>> Begin DATA PROVIDED
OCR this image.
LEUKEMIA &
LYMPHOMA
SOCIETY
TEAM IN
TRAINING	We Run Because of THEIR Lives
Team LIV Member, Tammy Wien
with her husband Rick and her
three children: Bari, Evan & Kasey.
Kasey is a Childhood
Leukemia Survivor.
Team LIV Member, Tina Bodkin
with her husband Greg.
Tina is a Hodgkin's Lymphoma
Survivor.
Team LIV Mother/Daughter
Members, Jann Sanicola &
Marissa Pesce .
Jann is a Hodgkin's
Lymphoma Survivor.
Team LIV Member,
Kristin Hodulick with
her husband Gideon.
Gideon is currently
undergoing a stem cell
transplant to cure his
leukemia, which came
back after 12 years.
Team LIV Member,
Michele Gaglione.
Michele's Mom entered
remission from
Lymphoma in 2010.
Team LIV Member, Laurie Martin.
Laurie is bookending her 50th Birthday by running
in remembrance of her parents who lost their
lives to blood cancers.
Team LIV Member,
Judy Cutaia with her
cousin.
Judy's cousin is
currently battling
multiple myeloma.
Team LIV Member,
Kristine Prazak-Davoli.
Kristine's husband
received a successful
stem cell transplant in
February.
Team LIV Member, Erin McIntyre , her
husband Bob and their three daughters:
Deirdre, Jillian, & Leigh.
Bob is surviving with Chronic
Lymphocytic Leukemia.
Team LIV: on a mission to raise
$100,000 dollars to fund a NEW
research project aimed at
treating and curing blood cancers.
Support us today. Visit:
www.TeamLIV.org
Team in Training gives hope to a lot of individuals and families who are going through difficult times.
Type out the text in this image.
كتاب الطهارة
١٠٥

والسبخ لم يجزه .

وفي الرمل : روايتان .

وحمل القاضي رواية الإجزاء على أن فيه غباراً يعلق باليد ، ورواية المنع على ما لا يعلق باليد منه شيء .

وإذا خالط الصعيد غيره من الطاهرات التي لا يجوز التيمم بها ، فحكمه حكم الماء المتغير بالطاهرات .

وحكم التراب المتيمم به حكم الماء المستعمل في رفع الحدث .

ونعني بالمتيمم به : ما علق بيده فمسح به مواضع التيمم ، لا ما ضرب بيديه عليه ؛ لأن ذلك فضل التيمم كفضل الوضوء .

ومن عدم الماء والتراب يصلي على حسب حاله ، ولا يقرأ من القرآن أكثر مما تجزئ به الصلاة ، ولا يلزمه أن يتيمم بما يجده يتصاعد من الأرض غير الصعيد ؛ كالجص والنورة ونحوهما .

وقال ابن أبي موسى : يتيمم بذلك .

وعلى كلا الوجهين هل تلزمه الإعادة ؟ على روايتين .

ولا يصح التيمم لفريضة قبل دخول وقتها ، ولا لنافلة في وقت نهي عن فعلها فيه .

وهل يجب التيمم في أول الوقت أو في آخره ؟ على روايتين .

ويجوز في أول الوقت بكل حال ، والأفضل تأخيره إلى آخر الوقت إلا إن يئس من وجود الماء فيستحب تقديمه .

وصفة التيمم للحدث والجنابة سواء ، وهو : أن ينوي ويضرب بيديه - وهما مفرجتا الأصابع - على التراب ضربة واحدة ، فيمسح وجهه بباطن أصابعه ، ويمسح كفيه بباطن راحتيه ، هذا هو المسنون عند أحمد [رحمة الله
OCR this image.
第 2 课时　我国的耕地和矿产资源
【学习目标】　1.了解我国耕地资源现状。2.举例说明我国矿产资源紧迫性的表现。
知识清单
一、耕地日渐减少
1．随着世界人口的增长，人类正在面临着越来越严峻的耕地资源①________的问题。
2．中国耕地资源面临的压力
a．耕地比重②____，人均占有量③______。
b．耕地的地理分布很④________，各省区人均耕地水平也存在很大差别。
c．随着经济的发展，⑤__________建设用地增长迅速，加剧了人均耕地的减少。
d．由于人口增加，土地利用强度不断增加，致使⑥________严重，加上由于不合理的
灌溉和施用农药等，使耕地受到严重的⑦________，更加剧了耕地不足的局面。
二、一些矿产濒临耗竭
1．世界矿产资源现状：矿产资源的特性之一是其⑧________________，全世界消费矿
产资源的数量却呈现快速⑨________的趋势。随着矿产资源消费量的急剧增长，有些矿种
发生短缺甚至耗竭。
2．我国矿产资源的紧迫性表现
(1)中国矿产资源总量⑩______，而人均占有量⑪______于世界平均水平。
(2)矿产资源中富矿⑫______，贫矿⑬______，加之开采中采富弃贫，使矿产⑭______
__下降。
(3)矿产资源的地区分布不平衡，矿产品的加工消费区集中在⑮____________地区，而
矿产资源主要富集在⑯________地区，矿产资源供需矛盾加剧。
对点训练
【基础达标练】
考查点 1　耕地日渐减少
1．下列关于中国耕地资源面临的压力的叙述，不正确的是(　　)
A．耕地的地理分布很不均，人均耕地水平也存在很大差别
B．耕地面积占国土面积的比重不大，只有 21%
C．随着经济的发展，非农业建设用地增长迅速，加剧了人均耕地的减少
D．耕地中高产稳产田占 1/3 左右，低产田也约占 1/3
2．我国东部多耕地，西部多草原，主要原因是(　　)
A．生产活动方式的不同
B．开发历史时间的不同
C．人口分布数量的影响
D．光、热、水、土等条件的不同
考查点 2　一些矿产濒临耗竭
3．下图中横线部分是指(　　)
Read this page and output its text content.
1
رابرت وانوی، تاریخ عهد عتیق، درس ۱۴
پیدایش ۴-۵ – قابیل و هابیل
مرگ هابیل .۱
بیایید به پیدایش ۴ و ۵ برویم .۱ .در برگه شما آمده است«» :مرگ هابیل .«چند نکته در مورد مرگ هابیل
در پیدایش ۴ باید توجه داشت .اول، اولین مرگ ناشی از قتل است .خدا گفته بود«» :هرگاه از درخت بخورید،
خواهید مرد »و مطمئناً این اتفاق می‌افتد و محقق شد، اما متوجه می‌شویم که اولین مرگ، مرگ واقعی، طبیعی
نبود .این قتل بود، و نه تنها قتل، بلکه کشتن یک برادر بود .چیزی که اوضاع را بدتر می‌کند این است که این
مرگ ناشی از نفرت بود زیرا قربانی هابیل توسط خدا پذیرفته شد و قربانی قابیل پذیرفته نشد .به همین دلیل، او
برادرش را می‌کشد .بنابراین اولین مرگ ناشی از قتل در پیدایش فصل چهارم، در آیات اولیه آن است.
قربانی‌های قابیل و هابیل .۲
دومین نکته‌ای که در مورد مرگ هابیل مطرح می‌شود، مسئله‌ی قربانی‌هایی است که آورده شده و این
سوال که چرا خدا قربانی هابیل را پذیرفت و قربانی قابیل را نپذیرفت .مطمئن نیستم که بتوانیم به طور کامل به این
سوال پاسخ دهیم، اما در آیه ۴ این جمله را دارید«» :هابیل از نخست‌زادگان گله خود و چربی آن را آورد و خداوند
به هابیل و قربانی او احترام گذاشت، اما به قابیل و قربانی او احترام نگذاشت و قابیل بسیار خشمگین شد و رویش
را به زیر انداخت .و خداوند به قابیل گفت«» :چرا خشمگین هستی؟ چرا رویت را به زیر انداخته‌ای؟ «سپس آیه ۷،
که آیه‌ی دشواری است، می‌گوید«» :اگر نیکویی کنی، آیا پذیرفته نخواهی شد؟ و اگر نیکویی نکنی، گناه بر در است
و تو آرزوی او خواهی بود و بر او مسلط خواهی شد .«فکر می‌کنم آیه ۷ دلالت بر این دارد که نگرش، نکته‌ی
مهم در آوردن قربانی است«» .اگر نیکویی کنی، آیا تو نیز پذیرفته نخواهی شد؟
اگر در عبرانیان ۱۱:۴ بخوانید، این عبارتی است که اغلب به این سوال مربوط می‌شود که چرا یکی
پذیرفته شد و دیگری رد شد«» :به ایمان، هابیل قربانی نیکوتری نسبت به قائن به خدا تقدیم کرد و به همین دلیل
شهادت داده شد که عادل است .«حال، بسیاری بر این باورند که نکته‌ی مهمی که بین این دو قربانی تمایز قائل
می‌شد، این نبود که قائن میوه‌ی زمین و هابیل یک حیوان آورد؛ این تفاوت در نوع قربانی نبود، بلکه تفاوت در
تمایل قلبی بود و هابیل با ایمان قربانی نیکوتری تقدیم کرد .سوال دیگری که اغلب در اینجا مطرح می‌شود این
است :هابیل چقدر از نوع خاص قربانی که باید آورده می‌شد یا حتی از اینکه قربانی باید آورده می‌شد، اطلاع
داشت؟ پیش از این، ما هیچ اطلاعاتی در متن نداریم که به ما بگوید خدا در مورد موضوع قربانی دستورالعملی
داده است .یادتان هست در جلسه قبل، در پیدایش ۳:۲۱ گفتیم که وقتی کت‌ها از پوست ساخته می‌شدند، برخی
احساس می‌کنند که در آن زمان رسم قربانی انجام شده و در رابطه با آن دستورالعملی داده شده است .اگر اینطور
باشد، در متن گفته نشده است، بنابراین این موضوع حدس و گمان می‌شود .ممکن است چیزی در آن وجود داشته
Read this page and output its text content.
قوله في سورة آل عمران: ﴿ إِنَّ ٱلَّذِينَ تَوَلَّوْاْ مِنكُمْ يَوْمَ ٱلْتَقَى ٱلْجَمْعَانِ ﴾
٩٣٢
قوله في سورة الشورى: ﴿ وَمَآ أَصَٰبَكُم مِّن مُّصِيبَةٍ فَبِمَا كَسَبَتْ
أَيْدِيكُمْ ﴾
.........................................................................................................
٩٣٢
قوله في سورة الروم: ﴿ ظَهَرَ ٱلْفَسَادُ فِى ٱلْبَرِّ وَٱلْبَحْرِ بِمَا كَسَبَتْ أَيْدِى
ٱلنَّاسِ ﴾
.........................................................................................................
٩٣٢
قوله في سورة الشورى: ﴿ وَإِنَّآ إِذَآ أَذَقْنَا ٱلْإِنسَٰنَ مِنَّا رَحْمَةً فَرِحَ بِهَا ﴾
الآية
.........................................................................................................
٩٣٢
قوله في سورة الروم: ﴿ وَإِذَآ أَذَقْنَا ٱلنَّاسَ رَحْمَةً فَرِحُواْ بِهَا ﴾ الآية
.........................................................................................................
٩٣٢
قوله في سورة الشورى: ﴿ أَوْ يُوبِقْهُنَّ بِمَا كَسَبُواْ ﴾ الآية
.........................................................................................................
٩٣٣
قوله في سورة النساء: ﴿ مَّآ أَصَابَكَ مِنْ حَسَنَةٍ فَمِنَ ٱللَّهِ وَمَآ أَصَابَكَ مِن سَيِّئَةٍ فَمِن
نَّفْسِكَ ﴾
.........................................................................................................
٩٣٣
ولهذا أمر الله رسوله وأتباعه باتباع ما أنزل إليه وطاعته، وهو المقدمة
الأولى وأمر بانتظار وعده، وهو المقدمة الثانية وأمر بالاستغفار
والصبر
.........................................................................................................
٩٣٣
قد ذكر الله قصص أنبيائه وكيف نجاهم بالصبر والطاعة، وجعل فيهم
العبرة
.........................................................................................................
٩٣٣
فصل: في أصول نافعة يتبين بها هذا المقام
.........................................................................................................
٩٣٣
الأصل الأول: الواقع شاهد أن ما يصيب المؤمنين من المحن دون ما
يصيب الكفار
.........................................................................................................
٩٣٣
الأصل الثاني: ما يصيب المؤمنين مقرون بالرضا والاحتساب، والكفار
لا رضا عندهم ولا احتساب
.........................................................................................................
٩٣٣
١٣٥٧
>> End DATA PROVIDED
• TASK TO CARRY OUT: Copy each line from the data above that includes "گفته".

• FULL ANSWER:
در پیدایش ۴ باید توجه داشت .اول، اولین مرگ ناشی از قتل است .خدا گفته بود«» :هرگاه از درخت بخورید،
باشد، در متن گفته نشده است، بنابراین این موضوع حدس و گمان می‌شود .ممکن است چیزی در آن وجود داشته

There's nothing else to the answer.